Reproduce all of the data exactly, with no line skipped.

[start of Records for processing]

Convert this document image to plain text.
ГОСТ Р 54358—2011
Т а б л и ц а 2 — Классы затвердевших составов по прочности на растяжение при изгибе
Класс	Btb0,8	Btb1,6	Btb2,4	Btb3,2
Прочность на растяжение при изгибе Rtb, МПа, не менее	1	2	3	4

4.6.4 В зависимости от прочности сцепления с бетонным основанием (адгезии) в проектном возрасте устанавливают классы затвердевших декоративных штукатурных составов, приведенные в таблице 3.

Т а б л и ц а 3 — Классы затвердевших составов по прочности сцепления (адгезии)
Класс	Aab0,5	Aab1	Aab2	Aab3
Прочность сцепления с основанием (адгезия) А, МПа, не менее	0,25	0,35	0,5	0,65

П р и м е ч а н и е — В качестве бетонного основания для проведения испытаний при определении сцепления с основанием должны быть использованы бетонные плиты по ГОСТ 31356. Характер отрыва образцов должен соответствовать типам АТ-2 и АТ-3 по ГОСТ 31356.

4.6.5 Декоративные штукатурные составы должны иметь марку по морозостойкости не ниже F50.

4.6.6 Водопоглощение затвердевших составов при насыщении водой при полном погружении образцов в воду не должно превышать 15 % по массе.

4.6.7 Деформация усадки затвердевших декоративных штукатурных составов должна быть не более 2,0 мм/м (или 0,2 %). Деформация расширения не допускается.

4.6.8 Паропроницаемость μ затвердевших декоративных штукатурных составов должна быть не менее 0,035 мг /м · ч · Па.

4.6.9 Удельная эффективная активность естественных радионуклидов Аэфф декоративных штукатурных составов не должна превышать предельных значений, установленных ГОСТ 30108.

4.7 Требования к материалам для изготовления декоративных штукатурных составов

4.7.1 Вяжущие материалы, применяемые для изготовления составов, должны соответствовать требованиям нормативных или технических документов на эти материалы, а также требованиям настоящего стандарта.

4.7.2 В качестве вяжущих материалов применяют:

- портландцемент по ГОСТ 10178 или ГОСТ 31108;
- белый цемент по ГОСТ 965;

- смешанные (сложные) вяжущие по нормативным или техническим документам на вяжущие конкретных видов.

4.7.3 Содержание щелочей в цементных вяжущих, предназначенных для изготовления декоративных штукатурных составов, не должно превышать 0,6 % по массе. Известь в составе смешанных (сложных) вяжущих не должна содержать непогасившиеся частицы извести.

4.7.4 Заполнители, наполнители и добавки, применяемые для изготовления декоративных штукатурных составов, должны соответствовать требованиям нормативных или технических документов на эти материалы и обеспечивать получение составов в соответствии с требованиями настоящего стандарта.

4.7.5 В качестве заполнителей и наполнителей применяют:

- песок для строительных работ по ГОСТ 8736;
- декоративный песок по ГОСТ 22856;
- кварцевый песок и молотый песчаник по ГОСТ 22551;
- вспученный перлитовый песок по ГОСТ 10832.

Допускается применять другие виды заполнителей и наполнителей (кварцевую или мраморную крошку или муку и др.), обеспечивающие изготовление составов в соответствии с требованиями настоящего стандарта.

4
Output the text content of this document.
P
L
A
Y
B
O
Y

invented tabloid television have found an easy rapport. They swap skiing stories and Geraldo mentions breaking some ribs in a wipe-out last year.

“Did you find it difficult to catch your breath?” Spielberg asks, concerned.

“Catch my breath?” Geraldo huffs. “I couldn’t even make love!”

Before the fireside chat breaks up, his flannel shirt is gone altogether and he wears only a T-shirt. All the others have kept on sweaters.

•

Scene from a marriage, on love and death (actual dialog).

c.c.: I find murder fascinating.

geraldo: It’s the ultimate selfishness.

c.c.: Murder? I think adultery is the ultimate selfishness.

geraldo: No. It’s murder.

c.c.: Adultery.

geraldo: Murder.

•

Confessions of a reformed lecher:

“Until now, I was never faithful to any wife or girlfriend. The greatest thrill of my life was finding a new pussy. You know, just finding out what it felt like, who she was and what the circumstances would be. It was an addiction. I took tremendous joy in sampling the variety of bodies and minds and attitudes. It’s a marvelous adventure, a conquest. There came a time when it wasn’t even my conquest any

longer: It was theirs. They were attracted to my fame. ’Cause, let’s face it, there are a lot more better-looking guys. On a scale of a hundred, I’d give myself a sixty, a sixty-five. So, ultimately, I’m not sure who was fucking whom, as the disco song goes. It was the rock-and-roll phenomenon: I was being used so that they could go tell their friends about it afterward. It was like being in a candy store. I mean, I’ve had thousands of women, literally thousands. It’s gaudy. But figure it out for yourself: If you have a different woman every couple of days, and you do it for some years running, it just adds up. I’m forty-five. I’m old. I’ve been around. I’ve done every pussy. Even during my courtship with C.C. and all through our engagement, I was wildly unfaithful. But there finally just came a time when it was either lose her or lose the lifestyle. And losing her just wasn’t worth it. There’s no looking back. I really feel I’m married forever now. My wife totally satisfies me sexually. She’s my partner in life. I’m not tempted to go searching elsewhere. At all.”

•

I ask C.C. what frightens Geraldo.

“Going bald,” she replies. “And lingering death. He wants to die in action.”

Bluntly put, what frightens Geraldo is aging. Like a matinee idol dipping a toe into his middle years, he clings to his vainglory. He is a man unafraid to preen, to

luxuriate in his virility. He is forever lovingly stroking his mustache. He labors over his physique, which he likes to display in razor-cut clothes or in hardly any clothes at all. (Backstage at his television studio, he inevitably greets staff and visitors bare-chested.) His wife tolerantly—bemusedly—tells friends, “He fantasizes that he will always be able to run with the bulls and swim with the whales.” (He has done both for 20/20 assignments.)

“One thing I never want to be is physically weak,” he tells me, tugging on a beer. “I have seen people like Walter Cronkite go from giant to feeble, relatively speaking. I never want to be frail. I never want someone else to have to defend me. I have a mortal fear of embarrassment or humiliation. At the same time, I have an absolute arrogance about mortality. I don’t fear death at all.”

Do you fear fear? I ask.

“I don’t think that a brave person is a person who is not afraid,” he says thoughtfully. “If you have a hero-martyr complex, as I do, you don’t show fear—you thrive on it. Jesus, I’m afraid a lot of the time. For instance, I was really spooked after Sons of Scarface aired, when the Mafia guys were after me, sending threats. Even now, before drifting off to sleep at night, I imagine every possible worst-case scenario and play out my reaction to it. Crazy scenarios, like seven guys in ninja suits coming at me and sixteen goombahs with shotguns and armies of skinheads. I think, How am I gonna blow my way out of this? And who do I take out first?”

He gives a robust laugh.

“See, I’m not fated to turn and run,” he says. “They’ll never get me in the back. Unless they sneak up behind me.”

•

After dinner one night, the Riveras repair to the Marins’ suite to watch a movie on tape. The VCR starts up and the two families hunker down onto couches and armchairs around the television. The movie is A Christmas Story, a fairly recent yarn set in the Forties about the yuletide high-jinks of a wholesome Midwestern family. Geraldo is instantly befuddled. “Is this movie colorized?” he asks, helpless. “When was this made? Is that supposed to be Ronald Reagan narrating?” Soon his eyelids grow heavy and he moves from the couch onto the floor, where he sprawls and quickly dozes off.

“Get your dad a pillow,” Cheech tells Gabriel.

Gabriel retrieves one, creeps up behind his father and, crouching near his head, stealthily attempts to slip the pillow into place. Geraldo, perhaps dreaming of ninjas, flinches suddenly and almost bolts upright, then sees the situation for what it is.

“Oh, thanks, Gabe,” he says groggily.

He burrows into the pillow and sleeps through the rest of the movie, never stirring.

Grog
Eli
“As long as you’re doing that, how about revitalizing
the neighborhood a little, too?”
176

[end of Records for processing]

■ **Answer to this problem**
Convert this document image to plain text.
ГОСТ Р 54358—2011
Т а б л и ц а 2 — Классы затвердевших составов по прочности на растяжение при изгибе
Класс	Btb0,8	Btb1,6	Btb2,4	Btb3,2
Прочность на растяжение при изгибе Rtb, МПа, не менее	1	2	3	4

4.6.4 В зависимости от прочности сцепления с бетонным основанием (адгезии) в проектном возрасте устанавливают классы затвердевших декоративных штукатурных составов, приведенные в таблице 3.

Т а б л и ц а 3 — Классы затвердевших составов по прочности сцепления (адгезии)
Класс	Aab0,5	Aab1	Aab2	Aab3
Прочность сцепления с основанием (адгезия) А, МПа, не менее	0,25	0,35	0,5	0,65

П р и м е ч а н и е — В качестве бетонного основания для проведения испытаний при определении сцепления с основанием должны быть использованы бетонные плиты по ГОСТ 31356. Характер отрыва образцов должен соответствовать типам АТ-2 и АТ-3 по ГОСТ 31356.

4.6.5 Декоративные штукатурные составы должны иметь марку по морозостойкости не ниже F50.

4.6.6 Водопоглощение затвердевших составов при насыщении водой при полном погружении образцов в воду не должно превышать 15 % по массе.

4.6.7 Деформация усадки затвердевших декоративных штукатурных составов должна быть не более 2,0 мм/м (или 0,2 %). Деформация расширения не допускается.

4.6.8 Паропроницаемость μ затвердевших декоративных штукатурных составов должна быть не менее 0,035 мг /м · ч · Па.

4.6.9 Удельная эффективная активность естественных радионуклидов Аэфф декоративных штукатурных составов не должна превышать предельных значений, установленных ГОСТ 30108.

4.7 Требования к материалам для изготовления декоративных штукатурных составов

4.7.1 Вяжущие материалы, применяемые для изготовления составов, должны соответствовать требованиям нормативных или технических документов на эти материалы, а также требованиям настоящего стандарта.

4.7.2 В качестве вяжущих материалов применяют:

- портландцемент по ГОСТ 10178 или ГОСТ 31108;
- белый цемент по ГОСТ 965;

- смешанные (сложные) вяжущие по нормативным или техническим документам на вяжущие конкретных видов.

4.7.3 Содержание щелочей в цементных вяжущих, предназначенных для изготовления декоративных штукатурных составов, не должно превышать 0,6 % по массе. Известь в составе смешанных (сложных) вяжущих не должна содержать непогасившиеся частицы извести.

4.7.4 Заполнители, наполнители и добавки, применяемые для изготовления декоративных штукатурных составов, должны соответствовать требованиям нормативных или технических документов на эти материалы и обеспечивать получение составов в соответствии с требованиями настоящего стандарта.

4.7.5 В качестве заполнителей и наполнителей применяют:

- песок для строительных работ по ГОСТ 8736;
- декоративный песок по ГОСТ 22856;
- кварцевый песок и молотый песчаник по ГОСТ 22551;
- вспученный перлитовый песок по ГОСТ 10832.

Допускается применять другие виды заполнителей и наполнителей (кварцевую или мраморную крошку или муку и др.), обеспечивающие изготовление составов в соответствии с требованиями настоящего стандарта.

4
Output the text content of this document.
P
L
A
Y
B
O
Y

invented tabloid television have found an easy rapport. They swap skiing stories and Geraldo mentions breaking some ribs in a wipe-out last year.

“Did you find it difficult to catch your breath?” Spielberg asks, concerned.

“Catch my breath?” Geraldo huffs. “I couldn’t even make love!”

Before the fireside chat breaks up, his flannel shirt is gone altogether and he wears only a T-shirt. All the others have kept on sweaters.

•

Scene from a marriage, on love and death (actual dialog).

c.c.: I find murder fascinating.

geraldo: It’s the ultimate selfishness.

c.c.: Murder? I think adultery is the ultimate selfishness.

geraldo: No. It’s murder.

c.c.: Adultery.

geraldo: Murder.

•

Confessions of a reformed lecher:

“Until now, I was never faithful to any wife or girlfriend. The greatest thrill of my life was finding a new pussy. You know, just finding out what it felt like, who she was and what the circumstances would be. It was an addiction. I took tremendous joy in sampling the variety of bodies and minds and attitudes. It’s a marvelous adventure, a conquest. There came a time when it wasn’t even my conquest any

longer: It was theirs. They were attracted to my fame. ’Cause, let’s face it, there are a lot more better-looking guys. On a scale of a hundred, I’d give myself a sixty, a sixty-five. So, ultimately, I’m not sure who was fucking whom, as the disco song goes. It was the rock-and-roll phenomenon: I was being used so that they could go tell their friends about it afterward. It was like being in a candy store. I mean, I’ve had thousands of women, literally thousands. It’s gaudy. But figure it out for yourself: If you have a different woman every couple of days, and you do it for some years running, it just adds up. I’m forty-five. I’m old. I’ve been around. I’ve done every pussy. Even during my courtship with C.C. and all through our engagement, I was wildly unfaithful. But there finally just came a time when it was either lose her or lose the lifestyle. And losing her just wasn’t worth it. There’s no looking back. I really feel I’m married forever now. My wife totally satisfies me sexually. She’s my partner in life. I’m not tempted to go searching elsewhere. At all.”

•

I ask C.C. what frightens Geraldo.

“Going bald,” she replies. “And lingering death. He wants to die in action.”

Bluntly put, what frightens Geraldo is aging. Like a matinee idol dipping a toe into his middle years, he clings to his vainglory. He is a man unafraid to preen, to

luxuriate in his virility. He is forever lovingly stroking his mustache. He labors over his physique, which he likes to display in razor-cut clothes or in hardly any clothes at all. (Backstage at his television studio, he inevitably greets staff and visitors bare-chested.) His wife tolerantly—bemusedly—tells friends, “He fantasizes that he will always be able to run with the bulls and swim with the whales.” (He has done both for 20/20 assignments.)

“One thing I never want to be is physically weak,” he tells me, tugging on a beer. “I have seen people like Walter Cronkite go from giant to feeble, relatively speaking. I never want to be frail. I never want someone else to have to defend me. I have a mortal fear of embarrassment or humiliation. At the same time, I have an absolute arrogance about mortality. I don’t fear death at all.”

Do you fear fear? I ask.

“I don’t think that a brave person is a person who is not afraid,” he says thoughtfully. “If you have a hero-martyr complex, as I do, you don’t show fear—you thrive on it. Jesus, I’m afraid a lot of the time. For instance, I was really spooked after Sons of Scarface aired, when the Mafia guys were after me, sending threats. Even now, before drifting off to sleep at night, I imagine every possible worst-case scenario and play out my reaction to it. Crazy scenarios, like seven guys in ninja suits coming at me and sixteen goombahs with shotguns and armies of skinheads. I think, How am I gonna blow my way out of this? And who do I take out first?”

He gives a robust laugh.

“See, I’m not fated to turn and run,” he says. “They’ll never get me in the back. Unless they sneak up behind me.”

•

After dinner one night, the Riveras repair to the Marins’ suite to watch a movie on tape. The VCR starts up and the two families hunker down onto couches and armchairs around the television. The movie is A Christmas Story, a fairly recent yarn set in the Forties about the yuletide high-jinks of a wholesome Midwestern family. Geraldo is instantly befuddled. “Is this movie colorized?” he asks, helpless. “When was this made? Is that supposed to be Ronald Reagan narrating?” Soon his eyelids grow heavy and he moves from the couch onto the floor, where he sprawls and quickly dozes off.

“Get your dad a pillow,” Cheech tells Gabriel.

Gabriel retrieves one, creeps up behind his father and, crouching near his head, stealthily attempts to slip the pillow into place. Geraldo, perhaps dreaming of ninjas, flinches suddenly and almost bolts upright, then sees the situation for what it is.

“Oh, thanks, Gabe,” he says groggily.

He burrows into the pillow and sleeps through the rest of the movie, never stirring.

Grog
Eli
“As long as you’re doing that, how about revitalizing
the neighborhood a little, too?”
176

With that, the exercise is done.